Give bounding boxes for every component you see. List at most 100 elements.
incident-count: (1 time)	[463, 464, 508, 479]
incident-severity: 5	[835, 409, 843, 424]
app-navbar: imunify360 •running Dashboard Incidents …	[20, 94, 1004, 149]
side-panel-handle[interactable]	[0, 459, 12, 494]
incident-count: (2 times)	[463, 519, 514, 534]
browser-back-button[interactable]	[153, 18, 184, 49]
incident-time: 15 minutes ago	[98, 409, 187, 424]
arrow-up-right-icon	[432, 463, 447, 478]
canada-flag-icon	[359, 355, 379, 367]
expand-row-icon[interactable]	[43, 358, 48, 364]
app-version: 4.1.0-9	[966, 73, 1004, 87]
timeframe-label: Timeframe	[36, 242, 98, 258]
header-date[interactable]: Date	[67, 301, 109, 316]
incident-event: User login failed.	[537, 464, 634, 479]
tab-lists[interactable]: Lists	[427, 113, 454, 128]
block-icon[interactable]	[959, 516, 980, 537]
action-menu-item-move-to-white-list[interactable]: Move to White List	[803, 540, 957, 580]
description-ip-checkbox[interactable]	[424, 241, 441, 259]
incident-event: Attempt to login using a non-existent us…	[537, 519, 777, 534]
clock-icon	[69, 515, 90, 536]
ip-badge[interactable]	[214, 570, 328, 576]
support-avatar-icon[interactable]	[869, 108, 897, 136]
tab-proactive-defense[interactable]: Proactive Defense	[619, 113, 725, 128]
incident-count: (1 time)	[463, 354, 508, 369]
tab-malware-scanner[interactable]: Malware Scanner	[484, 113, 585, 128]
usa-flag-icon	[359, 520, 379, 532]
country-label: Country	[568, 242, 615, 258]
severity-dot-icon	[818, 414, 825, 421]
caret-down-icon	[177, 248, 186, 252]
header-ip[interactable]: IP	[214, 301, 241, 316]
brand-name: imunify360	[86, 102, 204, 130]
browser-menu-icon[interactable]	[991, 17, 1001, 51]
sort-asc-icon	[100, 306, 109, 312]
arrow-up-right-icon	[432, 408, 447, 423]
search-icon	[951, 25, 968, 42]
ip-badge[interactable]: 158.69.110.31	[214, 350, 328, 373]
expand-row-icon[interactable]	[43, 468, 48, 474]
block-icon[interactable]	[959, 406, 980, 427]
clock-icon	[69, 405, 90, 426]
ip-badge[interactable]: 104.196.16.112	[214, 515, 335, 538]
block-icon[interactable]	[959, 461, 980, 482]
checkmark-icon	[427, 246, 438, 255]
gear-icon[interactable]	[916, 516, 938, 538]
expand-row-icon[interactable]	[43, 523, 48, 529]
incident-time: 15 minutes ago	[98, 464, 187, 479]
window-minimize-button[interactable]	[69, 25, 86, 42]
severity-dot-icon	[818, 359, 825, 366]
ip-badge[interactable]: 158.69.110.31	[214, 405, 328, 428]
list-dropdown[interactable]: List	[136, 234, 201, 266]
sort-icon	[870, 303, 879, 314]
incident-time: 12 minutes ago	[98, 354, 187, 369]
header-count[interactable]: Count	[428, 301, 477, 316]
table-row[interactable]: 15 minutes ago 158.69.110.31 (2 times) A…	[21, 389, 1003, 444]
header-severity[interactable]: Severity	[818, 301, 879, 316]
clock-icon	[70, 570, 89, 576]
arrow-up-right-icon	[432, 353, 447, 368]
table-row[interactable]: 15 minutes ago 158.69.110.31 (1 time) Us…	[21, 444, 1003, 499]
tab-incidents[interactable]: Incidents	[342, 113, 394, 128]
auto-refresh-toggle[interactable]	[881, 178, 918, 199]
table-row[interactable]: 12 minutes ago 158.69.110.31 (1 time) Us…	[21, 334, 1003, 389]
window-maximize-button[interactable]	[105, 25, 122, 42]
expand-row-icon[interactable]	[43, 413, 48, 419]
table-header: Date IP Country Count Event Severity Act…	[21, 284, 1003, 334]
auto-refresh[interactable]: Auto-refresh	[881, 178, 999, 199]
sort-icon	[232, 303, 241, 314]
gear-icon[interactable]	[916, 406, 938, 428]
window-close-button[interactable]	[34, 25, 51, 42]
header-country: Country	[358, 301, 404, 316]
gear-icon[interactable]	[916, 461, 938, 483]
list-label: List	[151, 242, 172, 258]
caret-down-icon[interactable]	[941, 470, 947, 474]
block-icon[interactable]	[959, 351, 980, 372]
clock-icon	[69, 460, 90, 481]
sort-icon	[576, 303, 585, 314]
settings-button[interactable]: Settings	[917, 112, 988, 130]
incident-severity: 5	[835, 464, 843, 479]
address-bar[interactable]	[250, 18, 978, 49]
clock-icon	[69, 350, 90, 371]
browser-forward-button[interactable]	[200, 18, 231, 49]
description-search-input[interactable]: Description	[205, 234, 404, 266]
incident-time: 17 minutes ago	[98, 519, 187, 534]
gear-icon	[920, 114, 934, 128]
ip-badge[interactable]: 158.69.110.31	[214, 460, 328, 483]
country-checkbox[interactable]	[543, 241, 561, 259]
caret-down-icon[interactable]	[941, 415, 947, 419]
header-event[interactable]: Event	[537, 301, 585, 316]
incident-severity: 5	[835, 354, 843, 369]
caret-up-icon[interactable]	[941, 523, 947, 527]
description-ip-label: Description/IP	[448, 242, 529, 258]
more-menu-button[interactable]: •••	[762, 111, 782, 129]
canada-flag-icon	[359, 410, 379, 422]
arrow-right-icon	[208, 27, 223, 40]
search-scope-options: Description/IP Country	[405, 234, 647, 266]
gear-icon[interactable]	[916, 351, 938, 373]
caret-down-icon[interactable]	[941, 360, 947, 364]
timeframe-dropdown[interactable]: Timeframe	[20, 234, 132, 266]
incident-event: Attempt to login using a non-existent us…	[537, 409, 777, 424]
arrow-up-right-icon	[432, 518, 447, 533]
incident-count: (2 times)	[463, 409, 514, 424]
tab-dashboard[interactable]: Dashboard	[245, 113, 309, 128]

-- TASK DIRECTIONS --
Write out all the entries above as a numbered list, omitting any blank lines.

-- SOLUTION FOR THIS PROBLEM --
1. Give bounding boxes for every component you see. List at most 100 elements.
2. incident-count: (1 time)	[463, 464, 508, 479]
3. incident-severity: 5	[835, 409, 843, 424]
4. app-navbar: imunify360 •running Dashboard Incidents …	[20, 94, 1004, 149]
5. side-panel-handle[interactable]	[0, 459, 12, 494]
6. incident-count: (2 times)	[463, 519, 514, 534]
7. browser-back-button[interactable]	[153, 18, 184, 49]
8. incident-time: 15 minutes ago	[98, 409, 187, 424]
9. arrow-up-right-icon	[432, 463, 447, 478]
10. canada-flag-icon	[359, 355, 379, 367]
11. expand-row-icon[interactable]	[43, 358, 48, 364]
12. app-version: 4.1.0-9	[966, 73, 1004, 87]
13. timeframe-label: Timeframe	[36, 242, 98, 258]
14. header-date[interactable]: Date	[67, 301, 109, 316]
15. incident-event: User login failed.	[537, 464, 634, 479]
16. tab-lists[interactable]: Lists	[427, 113, 454, 128]
17. block-icon[interactable]	[959, 516, 980, 537]
18. action-menu-item-move-to-white-list[interactable]: Move to White List	[803, 540, 957, 580]
19. description-ip-checkbox[interactable]	[424, 241, 441, 259]
20. incident-event: Attempt to login using a non-existent us…	[537, 519, 777, 534]
21. clock-icon	[69, 515, 90, 536]
22. ip-badge[interactable]	[214, 570, 328, 576]
23. support-avatar-icon[interactable]	[869, 108, 897, 136]
24. tab-proactive-defense[interactable]: Proactive Defense	[619, 113, 725, 128]
25. incident-count: (1 time)	[463, 354, 508, 369]
26. tab-malware-scanner[interactable]: Malware Scanner	[484, 113, 585, 128]
27. usa-flag-icon	[359, 520, 379, 532]
28. country-label: Country	[568, 242, 615, 258]
29. severity-dot-icon	[818, 414, 825, 421]
30. caret-down-icon	[177, 248, 186, 252]
31. header-ip[interactable]: IP	[214, 301, 241, 316]
32. brand-name: imunify360	[86, 102, 204, 130]
33. browser-menu-icon[interactable]	[991, 17, 1001, 51]
34. sort-asc-icon	[100, 306, 109, 312]
35. arrow-up-right-icon	[432, 408, 447, 423]
36. search-icon	[951, 25, 968, 42]
37. ip-badge[interactable]: 158.69.110.31	[214, 350, 328, 373]
38. expand-row-icon[interactable]	[43, 468, 48, 474]
39. block-icon[interactable]	[959, 406, 980, 427]
40. clock-icon	[69, 405, 90, 426]
41. ip-badge[interactable]: 104.196.16.112	[214, 515, 335, 538]
42. block-icon[interactable]	[959, 461, 980, 482]
43. checkmark-icon	[427, 246, 438, 255]
44. gear-icon[interactable]	[916, 516, 938, 538]
45. expand-row-icon[interactable]	[43, 523, 48, 529]
46. incident-time: 15 minutes ago	[98, 464, 187, 479]
47. window-minimize-button[interactable]	[69, 25, 86, 42]
48. severity-dot-icon	[818, 359, 825, 366]
49. ip-badge[interactable]: 158.69.110.31	[214, 405, 328, 428]
50. list-dropdown[interactable]: List	[136, 234, 201, 266]
51. sort-icon	[870, 303, 879, 314]
52. incident-time: 12 minutes ago	[98, 354, 187, 369]
53. header-count[interactable]: Count	[428, 301, 477, 316]
54. table-row[interactable]: 15 minutes ago 158.69.110.31 (2 times) A…	[21, 389, 1003, 444]
55. header-severity[interactable]: Severity	[818, 301, 879, 316]
56. clock-icon	[70, 570, 89, 576]
57. arrow-up-right-icon	[432, 353, 447, 368]
58. table-row[interactable]: 15 minutes ago 158.69.110.31 (1 time) Us…	[21, 444, 1003, 499]
59. tab-incidents[interactable]: Incidents	[342, 113, 394, 128]
60. auto-refresh-toggle[interactable]	[881, 178, 918, 199]
61. table-row[interactable]: 12 minutes ago 158.69.110.31 (1 time) Us…	[21, 334, 1003, 389]
62. window-maximize-button[interactable]	[105, 25, 122, 42]
63. expand-row-icon[interactable]	[43, 413, 48, 419]
64. table-header: Date IP Country Count Event Severity Act…	[21, 284, 1003, 334]
65. auto-refresh[interactable]: Auto-refresh	[881, 178, 999, 199]
66. sort-icon	[232, 303, 241, 314]
67. gear-icon[interactable]	[916, 406, 938, 428]
68. window-close-button[interactable]	[34, 25, 51, 42]
69. header-country: Country	[358, 301, 404, 316]
70. gear-icon[interactable]	[916, 461, 938, 483]
71. list-label: List	[151, 242, 172, 258]
72. caret-down-icon[interactable]	[941, 470, 947, 474]
73. block-icon[interactable]	[959, 351, 980, 372]
74. clock-icon	[69, 460, 90, 481]
75. sort-icon	[576, 303, 585, 314]
76. settings-button[interactable]: Settings	[917, 112, 988, 130]
77. incident-severity: 5	[835, 464, 843, 479]
78. address-bar[interactable]	[250, 18, 978, 49]
79. clock-icon	[69, 350, 90, 371]
80. browser-forward-button[interactable]	[200, 18, 231, 49]
81. description-search-input[interactable]: Description	[205, 234, 404, 266]
82. incident-time: 17 minutes ago	[98, 519, 187, 534]
83. gear-icon	[920, 114, 934, 128]
84. ip-badge[interactable]: 158.69.110.31	[214, 460, 328, 483]
85. country-checkbox[interactable]	[543, 241, 561, 259]
86. caret-down-icon[interactable]	[941, 415, 947, 419]
87. header-event[interactable]: Event	[537, 301, 585, 316]
88. incident-severity: 5	[835, 354, 843, 369]
89. caret-up-icon[interactable]	[941, 523, 947, 527]
90. description-ip-label: Description/IP	[448, 242, 529, 258]
91. more-menu-button[interactable]: •••	[762, 111, 782, 129]
92. canada-flag-icon	[359, 410, 379, 422]
93. arrow-right-icon	[208, 27, 223, 40]
94. search-scope-options: Description/IP Country	[405, 234, 647, 266]
95. gear-icon[interactable]	[916, 351, 938, 373]
96. caret-down-icon[interactable]	[941, 360, 947, 364]
97. timeframe-dropdown[interactable]: Timeframe	[20, 234, 132, 266]
98. incident-event: Attempt to login using a non-existent us…	[537, 409, 777, 424]
99. arrow-up-right-icon	[432, 518, 447, 533]
100. incident-count: (2 times)	[463, 409, 514, 424]
101. tab-dashboard[interactable]: Dashboard	[245, 113, 309, 128]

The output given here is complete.